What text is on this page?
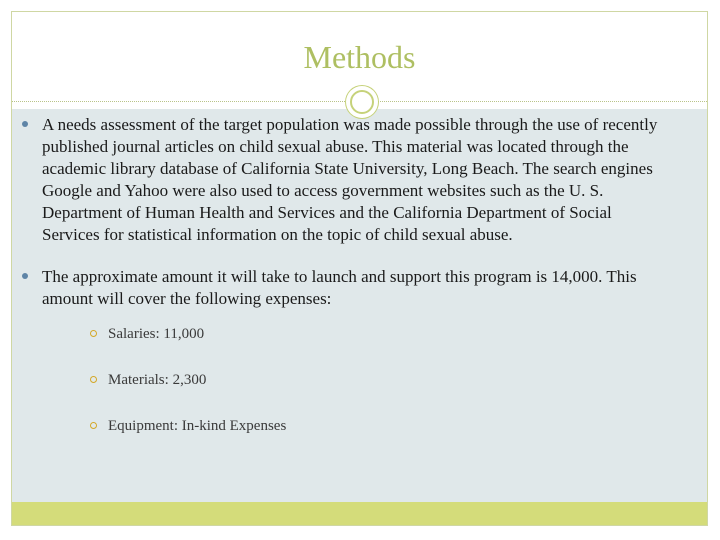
Methods
A needs assessment of the target population was made possible through the use of recently published journal articles on child sexual abuse. This material was located through the academic library database of California State University, Long Beach. The search engines Google and Yahoo were also used to access government websites such as the U. S. Department of Human Health and Services and the California Department of Social Services for statistical information on the topic of child sexual abuse.
The approximate amount it will take to launch and support this program is 14,000. This amount will cover the following expenses:
Salaries: 11,000
Materials: 2,300
Equipment: In-kind Expenses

------------------------------------

YOUR TASK:
Your task is to transcribe all of the records precisely, with no images included.

OUTPUT FOR THIS TASK:
What text is on this page?
Methods
A needs assessment of the target population was made possible through the use of recently published journal articles on child sexual abuse. This material was located through the academic library database of California State University, Long Beach. The search engines Google and Yahoo were also used to access government websites such as the U. S. Department of Human Health and Services and the California Department of Social Services for statistical information on the topic of child sexual abuse.
The approximate amount it will take to launch and support this program is 14,000. This amount will cover the following expenses:
Salaries: 11,000
Materials: 2,300
Equipment: In-kind Expenses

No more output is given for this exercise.